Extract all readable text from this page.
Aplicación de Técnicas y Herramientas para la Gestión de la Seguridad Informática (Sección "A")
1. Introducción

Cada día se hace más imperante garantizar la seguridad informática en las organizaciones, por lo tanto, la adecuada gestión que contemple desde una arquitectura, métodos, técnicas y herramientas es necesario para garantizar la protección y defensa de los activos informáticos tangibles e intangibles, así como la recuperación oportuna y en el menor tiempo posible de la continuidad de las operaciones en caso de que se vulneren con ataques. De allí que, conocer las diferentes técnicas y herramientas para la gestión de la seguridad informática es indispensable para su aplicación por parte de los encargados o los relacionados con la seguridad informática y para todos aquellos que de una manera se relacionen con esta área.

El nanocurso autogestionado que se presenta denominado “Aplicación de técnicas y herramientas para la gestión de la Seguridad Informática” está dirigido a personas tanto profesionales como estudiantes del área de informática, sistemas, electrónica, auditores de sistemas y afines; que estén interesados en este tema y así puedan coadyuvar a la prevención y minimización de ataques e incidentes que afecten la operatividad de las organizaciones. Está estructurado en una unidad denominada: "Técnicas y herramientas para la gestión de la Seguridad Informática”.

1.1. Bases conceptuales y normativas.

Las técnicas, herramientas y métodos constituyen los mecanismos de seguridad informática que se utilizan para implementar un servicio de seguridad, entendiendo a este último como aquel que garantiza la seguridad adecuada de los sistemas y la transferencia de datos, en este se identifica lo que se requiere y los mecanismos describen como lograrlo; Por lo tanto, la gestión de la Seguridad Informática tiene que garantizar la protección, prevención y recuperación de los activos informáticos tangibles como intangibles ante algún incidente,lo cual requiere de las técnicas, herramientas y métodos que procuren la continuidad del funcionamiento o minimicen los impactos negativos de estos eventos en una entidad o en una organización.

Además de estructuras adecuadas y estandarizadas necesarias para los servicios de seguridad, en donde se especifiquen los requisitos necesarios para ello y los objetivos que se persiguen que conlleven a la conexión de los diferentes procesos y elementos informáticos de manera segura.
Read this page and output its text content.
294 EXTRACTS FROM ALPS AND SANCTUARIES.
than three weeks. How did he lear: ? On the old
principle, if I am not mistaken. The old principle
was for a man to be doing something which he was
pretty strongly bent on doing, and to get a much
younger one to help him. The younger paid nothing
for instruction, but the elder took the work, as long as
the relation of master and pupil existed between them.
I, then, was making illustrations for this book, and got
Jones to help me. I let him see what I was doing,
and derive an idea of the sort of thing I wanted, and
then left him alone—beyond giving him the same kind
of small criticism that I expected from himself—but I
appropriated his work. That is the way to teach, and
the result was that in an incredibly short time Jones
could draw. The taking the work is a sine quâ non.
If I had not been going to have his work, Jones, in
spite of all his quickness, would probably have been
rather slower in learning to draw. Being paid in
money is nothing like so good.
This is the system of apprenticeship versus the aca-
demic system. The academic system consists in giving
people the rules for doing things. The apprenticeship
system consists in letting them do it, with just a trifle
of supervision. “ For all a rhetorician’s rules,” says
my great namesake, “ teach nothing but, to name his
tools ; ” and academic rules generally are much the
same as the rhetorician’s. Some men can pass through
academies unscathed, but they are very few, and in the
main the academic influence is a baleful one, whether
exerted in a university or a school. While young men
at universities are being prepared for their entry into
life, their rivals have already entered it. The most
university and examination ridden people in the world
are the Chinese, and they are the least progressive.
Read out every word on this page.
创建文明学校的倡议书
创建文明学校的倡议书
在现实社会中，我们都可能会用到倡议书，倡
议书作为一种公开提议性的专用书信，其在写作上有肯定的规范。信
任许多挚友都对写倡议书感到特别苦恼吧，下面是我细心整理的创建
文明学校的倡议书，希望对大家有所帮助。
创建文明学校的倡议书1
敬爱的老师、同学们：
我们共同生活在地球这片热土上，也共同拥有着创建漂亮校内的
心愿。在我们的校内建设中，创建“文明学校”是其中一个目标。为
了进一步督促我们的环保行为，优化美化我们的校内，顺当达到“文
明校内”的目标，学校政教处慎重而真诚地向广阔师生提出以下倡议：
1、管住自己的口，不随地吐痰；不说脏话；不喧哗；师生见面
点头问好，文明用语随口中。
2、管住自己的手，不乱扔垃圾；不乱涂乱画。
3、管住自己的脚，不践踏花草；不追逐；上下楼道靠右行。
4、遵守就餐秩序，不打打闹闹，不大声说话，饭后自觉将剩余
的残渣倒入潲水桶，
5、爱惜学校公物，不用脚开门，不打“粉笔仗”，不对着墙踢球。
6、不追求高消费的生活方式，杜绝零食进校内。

= = = = =

To be done:
Retype every entry word for word.

Solved problem:
Extract all readable text from this page.
Aplicación de Técnicas y Herramientas para la Gestión de la Seguridad Informática (Sección "A")
1. Introducción

Cada día se hace más imperante garantizar la seguridad informática en las organizaciones, por lo tanto, la adecuada gestión que contemple desde una arquitectura, métodos, técnicas y herramientas es necesario para garantizar la protección y defensa de los activos informáticos tangibles e intangibles, así como la recuperación oportuna y en el menor tiempo posible de la continuidad de las operaciones en caso de que se vulneren con ataques. De allí que, conocer las diferentes técnicas y herramientas para la gestión de la seguridad informática es indispensable para su aplicación por parte de los encargados o los relacionados con la seguridad informática y para todos aquellos que de una manera se relacionen con esta área.

El nanocurso autogestionado que se presenta denominado “Aplicación de técnicas y herramientas para la gestión de la Seguridad Informática” está dirigido a personas tanto profesionales como estudiantes del área de informática, sistemas, electrónica, auditores de sistemas y afines; que estén interesados en este tema y así puedan coadyuvar a la prevención y minimización de ataques e incidentes que afecten la operatividad de las organizaciones. Está estructurado en una unidad denominada: "Técnicas y herramientas para la gestión de la Seguridad Informática”.

1.1. Bases conceptuales y normativas.

Las técnicas, herramientas y métodos constituyen los mecanismos de seguridad informática que se utilizan para implementar un servicio de seguridad, entendiendo a este último como aquel que garantiza la seguridad adecuada de los sistemas y la transferencia de datos, en este se identifica lo que se requiere y los mecanismos describen como lograrlo; Por lo tanto, la gestión de la Seguridad Informática tiene que garantizar la protección, prevención y recuperación de los activos informáticos tangibles como intangibles ante algún incidente,lo cual requiere de las técnicas, herramientas y métodos que procuren la continuidad del funcionamiento o minimicen los impactos negativos de estos eventos en una entidad o en una organización.

Además de estructuras adecuadas y estandarizadas necesarias para los servicios de seguridad, en donde se especifiquen los requisitos necesarios para ello y los objetivos que se persiguen que conlleven a la conexión de los diferentes procesos y elementos informáticos de manera segura.
Read this page and output its text content.
294 EXTRACTS FROM ALPS AND SANCTUARIES.
than three weeks. How did he lear: ? On the old
principle, if I am not mistaken. The old principle
was for a man to be doing something which he was
pretty strongly bent on doing, and to get a much
younger one to help him. The younger paid nothing
for instruction, but the elder took the work, as long as
the relation of master and pupil existed between them.
I, then, was making illustrations for this book, and got
Jones to help me. I let him see what I was doing,
and derive an idea of the sort of thing I wanted, and
then left him alone—beyond giving him the same kind
of small criticism that I expected from himself—but I
appropriated his work. That is the way to teach, and
the result was that in an incredibly short time Jones
could draw. The taking the work is a sine quâ non.
If I had not been going to have his work, Jones, in
spite of all his quickness, would probably have been
rather slower in learning to draw. Being paid in
money is nothing like so good.
This is the system of apprenticeship versus the aca-
demic system. The academic system consists in giving
people the rules for doing things. The apprenticeship
system consists in letting them do it, with just a trifle
of supervision. “ For all a rhetorician’s rules,” says
my great namesake, “ teach nothing but, to name his
tools ; ” and academic rules generally are much the
same as the rhetorician’s. Some men can pass through
academies unscathed, but they are very few, and in the
main the academic influence is a baleful one, whether
exerted in a university or a school. While young men
at universities are being prepared for their entry into
life, their rivals have already entered it. The most
university and examination ridden people in the world
are the Chinese, and they are the least progressive.
Read out every word on this page.
创建文明学校的倡议书
创建文明学校的倡议书
在现实社会中，我们都可能会用到倡议书，倡
议书作为一种公开提议性的专用书信，其在写作上有肯定的规范。信
任许多挚友都对写倡议书感到特别苦恼吧，下面是我细心整理的创建
文明学校的倡议书，希望对大家有所帮助。
创建文明学校的倡议书1
敬爱的老师、同学们：
我们共同生活在地球这片热土上，也共同拥有着创建漂亮校内的
心愿。在我们的校内建设中，创建“文明学校”是其中一个目标。为
了进一步督促我们的环保行为，优化美化我们的校内，顺当达到“文
明校内”的目标，学校政教处慎重而真诚地向广阔师生提出以下倡议：
1、管住自己的口，不随地吐痰；不说脏话；不喧哗；师生见面
点头问好，文明用语随口中。
2、管住自己的手，不乱扔垃圾；不乱涂乱画。
3、管住自己的脚，不践踏花草；不追逐；上下楼道靠右行。
4、遵守就餐秩序，不打打闹闹，不大声说话，饭后自觉将剩余
的残渣倒入潲水桶，
5、爱惜学校公物，不用脚开门，不打“粉笔仗”，不对着墙踢球。
6、不追求高消费的生活方式，杜绝零食进校内。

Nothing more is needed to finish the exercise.